◆ Input records ◆
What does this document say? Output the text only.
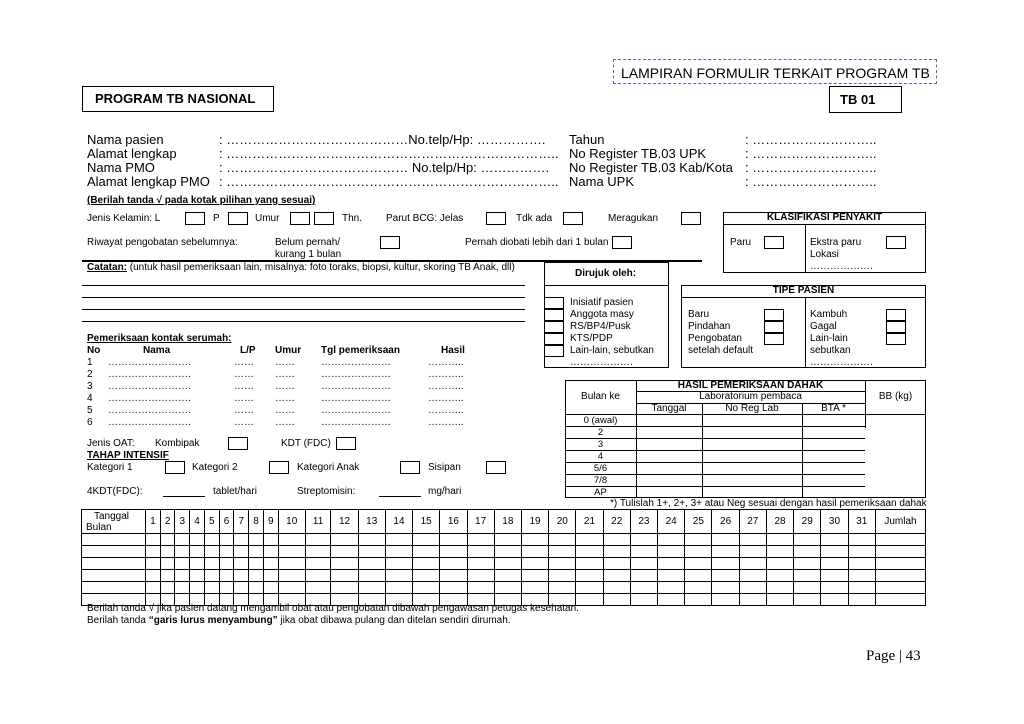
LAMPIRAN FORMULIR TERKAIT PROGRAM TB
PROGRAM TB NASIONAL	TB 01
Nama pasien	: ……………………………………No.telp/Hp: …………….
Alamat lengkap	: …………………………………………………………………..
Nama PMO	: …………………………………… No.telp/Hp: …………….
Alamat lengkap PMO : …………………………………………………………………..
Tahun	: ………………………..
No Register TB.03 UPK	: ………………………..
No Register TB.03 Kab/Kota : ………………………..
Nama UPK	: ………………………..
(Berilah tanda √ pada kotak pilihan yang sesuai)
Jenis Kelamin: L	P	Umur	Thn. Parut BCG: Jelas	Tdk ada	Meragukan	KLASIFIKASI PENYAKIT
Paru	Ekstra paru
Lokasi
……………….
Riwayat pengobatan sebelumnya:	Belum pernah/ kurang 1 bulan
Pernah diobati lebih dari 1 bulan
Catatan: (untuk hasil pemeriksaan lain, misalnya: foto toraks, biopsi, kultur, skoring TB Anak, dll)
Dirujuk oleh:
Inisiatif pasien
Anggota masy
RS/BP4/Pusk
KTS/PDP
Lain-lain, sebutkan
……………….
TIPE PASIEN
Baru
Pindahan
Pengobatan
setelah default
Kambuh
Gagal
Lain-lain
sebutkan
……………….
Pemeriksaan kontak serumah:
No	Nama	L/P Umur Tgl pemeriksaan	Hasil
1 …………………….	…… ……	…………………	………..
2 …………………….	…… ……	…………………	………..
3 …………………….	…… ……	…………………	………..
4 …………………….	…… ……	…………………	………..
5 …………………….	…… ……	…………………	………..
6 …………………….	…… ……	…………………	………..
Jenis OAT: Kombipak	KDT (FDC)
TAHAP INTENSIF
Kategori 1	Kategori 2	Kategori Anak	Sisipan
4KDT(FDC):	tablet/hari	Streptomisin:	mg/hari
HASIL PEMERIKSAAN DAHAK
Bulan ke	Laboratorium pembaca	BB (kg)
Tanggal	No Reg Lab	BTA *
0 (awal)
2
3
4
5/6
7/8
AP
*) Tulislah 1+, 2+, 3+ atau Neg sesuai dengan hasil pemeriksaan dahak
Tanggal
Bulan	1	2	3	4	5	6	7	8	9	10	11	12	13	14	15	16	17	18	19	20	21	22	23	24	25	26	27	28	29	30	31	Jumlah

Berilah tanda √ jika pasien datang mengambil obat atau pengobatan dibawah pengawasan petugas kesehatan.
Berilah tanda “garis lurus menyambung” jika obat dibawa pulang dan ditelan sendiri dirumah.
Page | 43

* * *

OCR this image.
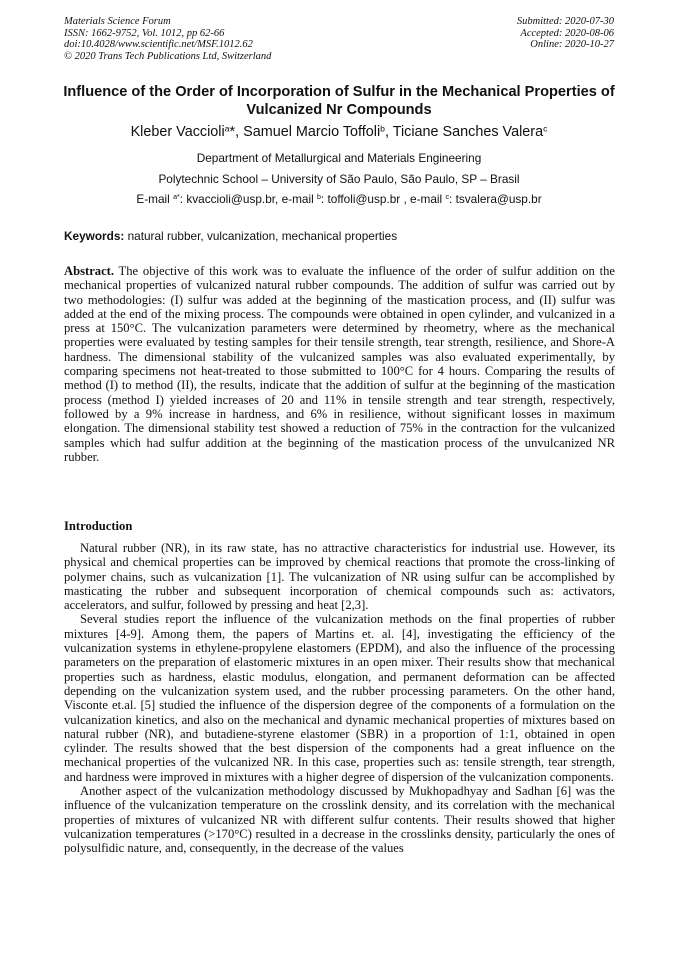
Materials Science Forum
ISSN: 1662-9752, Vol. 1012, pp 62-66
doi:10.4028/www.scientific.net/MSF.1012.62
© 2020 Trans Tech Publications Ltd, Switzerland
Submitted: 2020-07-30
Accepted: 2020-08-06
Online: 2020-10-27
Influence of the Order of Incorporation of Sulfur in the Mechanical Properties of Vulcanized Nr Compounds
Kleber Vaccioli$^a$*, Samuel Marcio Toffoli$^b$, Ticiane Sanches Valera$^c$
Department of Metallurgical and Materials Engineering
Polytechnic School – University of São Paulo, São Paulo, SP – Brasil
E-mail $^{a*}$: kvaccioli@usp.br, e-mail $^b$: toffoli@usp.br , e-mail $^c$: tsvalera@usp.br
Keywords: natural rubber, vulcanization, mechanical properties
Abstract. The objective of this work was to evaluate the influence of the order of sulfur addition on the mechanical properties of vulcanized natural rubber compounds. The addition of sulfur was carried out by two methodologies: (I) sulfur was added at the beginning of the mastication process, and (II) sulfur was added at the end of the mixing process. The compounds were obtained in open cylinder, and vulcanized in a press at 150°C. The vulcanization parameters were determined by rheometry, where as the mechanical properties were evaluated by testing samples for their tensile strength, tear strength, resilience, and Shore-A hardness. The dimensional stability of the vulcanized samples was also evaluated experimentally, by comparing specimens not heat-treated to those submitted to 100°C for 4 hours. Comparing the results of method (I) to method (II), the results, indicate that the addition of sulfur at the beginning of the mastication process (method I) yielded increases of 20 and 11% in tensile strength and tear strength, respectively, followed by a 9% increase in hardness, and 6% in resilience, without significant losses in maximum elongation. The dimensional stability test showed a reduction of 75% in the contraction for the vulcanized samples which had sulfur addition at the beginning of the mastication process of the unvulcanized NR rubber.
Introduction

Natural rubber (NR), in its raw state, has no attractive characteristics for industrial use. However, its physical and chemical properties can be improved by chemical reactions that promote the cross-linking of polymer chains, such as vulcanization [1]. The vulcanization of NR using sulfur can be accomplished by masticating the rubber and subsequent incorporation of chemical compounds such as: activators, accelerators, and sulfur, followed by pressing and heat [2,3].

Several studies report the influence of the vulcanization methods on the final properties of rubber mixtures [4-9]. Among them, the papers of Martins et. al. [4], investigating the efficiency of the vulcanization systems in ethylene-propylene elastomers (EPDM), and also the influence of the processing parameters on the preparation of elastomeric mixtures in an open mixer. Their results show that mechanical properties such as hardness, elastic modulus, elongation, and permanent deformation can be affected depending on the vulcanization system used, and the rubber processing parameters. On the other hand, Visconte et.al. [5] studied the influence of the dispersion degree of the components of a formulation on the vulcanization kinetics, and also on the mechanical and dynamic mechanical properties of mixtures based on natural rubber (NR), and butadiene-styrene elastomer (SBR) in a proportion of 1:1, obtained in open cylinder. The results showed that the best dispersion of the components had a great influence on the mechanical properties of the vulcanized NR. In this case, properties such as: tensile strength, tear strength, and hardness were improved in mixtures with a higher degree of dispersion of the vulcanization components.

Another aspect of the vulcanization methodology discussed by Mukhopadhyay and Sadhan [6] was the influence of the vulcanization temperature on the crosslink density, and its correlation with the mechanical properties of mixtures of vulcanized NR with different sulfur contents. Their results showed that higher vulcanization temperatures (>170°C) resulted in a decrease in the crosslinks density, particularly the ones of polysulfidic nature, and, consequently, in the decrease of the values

◆ Task brief ◆
Copy out each line of the entries that holds "PROGRAM".

◆ Finished task ◆
LAMPIRAN FORMULIR TERKAIT PROGRAM TB
PROGRAM TB NASIONAL	TB 01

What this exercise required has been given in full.